→ What is asked: Lines before the one containing "Decode this image" are excluded; retype that line and all remaining lines of the material exactly.

→ Records provided:
(begin)

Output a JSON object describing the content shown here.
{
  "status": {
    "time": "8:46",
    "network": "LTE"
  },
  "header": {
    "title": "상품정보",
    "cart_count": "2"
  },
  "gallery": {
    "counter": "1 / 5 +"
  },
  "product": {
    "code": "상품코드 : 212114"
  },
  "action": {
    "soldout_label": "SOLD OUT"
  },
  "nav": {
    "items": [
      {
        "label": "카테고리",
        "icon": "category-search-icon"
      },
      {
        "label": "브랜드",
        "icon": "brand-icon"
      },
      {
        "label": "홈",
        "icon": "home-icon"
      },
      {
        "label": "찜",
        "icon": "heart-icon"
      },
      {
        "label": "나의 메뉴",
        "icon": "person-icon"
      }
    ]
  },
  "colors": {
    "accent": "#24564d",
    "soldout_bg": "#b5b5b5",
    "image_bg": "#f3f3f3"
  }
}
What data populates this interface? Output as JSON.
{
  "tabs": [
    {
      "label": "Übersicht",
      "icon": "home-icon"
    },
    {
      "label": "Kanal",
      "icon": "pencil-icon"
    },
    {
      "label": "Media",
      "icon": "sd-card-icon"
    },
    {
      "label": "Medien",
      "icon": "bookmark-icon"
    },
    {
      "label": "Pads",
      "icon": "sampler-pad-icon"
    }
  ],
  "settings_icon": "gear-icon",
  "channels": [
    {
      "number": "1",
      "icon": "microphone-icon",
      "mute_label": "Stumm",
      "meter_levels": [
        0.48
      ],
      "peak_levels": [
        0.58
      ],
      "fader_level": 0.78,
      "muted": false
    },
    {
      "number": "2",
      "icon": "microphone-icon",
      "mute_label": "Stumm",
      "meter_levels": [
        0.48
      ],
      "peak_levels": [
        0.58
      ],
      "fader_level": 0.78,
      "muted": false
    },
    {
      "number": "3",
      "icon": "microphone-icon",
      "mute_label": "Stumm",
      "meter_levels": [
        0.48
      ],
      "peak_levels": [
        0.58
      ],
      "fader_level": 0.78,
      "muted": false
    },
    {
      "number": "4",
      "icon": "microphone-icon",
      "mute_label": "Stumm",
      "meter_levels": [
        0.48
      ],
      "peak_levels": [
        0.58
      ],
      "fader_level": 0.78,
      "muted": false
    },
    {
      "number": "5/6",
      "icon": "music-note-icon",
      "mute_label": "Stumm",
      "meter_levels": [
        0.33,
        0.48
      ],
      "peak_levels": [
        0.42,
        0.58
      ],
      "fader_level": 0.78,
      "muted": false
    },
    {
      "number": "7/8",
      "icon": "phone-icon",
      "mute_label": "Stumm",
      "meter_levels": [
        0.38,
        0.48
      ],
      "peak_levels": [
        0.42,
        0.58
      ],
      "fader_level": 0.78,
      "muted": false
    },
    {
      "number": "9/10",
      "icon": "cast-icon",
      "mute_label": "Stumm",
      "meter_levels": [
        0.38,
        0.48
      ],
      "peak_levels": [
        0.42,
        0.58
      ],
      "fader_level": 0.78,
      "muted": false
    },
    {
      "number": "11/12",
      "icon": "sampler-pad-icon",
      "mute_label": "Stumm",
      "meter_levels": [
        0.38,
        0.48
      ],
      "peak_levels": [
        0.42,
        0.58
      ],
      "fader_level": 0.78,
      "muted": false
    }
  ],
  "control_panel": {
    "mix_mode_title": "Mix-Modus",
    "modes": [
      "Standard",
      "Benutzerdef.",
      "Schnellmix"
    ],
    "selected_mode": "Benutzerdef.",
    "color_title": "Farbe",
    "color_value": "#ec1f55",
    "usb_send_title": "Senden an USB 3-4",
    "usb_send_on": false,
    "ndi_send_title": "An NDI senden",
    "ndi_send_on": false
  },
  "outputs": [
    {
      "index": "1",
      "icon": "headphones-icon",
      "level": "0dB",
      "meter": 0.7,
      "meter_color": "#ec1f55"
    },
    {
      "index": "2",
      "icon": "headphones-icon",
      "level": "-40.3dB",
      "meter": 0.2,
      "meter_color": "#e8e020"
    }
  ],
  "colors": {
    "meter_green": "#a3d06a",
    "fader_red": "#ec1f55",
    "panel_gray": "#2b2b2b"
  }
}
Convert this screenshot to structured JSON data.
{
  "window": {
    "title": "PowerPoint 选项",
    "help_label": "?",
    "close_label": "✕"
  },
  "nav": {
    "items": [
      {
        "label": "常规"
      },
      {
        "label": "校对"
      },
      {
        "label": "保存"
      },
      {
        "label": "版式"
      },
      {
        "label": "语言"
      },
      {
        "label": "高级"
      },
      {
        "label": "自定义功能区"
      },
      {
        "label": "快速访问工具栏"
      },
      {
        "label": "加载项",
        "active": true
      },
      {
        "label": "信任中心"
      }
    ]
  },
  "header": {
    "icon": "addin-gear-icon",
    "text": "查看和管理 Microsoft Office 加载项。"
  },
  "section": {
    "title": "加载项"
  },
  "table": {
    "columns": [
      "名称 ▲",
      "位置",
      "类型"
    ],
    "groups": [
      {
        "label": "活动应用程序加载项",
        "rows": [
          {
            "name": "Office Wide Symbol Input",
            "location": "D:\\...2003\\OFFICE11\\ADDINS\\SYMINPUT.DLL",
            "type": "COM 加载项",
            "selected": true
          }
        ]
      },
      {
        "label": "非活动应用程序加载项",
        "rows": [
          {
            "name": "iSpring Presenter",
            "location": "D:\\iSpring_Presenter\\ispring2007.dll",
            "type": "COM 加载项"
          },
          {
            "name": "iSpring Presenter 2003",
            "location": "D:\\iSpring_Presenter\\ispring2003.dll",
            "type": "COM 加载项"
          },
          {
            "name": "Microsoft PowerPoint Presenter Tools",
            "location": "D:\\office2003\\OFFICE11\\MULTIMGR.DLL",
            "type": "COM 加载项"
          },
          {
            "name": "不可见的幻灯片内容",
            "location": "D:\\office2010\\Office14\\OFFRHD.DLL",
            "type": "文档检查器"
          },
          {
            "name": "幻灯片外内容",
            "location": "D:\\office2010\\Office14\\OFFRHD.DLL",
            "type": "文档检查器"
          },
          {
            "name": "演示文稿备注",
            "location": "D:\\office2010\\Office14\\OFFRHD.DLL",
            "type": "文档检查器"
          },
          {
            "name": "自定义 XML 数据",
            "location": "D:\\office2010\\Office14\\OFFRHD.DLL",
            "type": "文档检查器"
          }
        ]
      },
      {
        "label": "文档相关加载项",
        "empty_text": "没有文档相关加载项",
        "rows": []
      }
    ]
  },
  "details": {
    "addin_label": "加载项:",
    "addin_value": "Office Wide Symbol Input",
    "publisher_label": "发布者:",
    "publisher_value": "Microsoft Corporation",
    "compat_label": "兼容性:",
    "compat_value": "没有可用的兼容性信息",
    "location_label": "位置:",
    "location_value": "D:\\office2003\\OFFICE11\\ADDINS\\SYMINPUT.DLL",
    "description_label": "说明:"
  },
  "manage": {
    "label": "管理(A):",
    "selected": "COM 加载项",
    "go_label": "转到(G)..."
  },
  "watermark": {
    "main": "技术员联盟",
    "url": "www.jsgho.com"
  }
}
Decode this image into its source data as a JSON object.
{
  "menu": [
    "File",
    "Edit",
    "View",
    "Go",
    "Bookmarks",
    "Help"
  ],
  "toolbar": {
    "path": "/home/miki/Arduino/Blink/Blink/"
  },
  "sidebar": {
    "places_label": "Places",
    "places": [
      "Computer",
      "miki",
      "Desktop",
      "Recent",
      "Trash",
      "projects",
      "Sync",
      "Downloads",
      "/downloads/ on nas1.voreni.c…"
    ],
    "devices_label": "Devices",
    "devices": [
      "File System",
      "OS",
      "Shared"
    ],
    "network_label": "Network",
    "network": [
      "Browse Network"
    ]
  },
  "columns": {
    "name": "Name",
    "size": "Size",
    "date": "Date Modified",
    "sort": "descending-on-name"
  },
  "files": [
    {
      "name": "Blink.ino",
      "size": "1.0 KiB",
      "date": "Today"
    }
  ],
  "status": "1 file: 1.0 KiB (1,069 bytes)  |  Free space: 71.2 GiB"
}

(end)

→ Answer for this exercise:
Decode this image into its source data as a JSON object.
{
  "menu": [
    "File",
    "Edit",
    "View",
    "Go",
    "Bookmarks",
    "Help"
  ],
  "toolbar": {
    "path": "/home/miki/Arduino/Blink/Blink/"
  },
  "sidebar": {
    "places_label": "Places",
    "places": [
      "Computer",
      "miki",
      "Desktop",
      "Recent",
      "Trash",
      "projects",
      "Sync",
      "Downloads",
      "/downloads/ on nas1.voreni.c…"
    ],
    "devices_label": "Devices",
    "devices": [
      "File System",
      "OS",
      "Shared"
    ],
    "network_label": "Network",
    "network": [
      "Browse Network"
    ]
  },
  "columns": {
    "name": "Name",
    "size": "Size",
    "date": "Date Modified",
    "sort": "descending-on-name"
  },
  "files": [
    {
      "name": "Blink.ino",
      "size": "1.0 KiB",
      "date": "Today"
    }
  ],
  "status": "1 file: 1.0 KiB (1,069 bytes)  |  Free space: 71.2 GiB"
}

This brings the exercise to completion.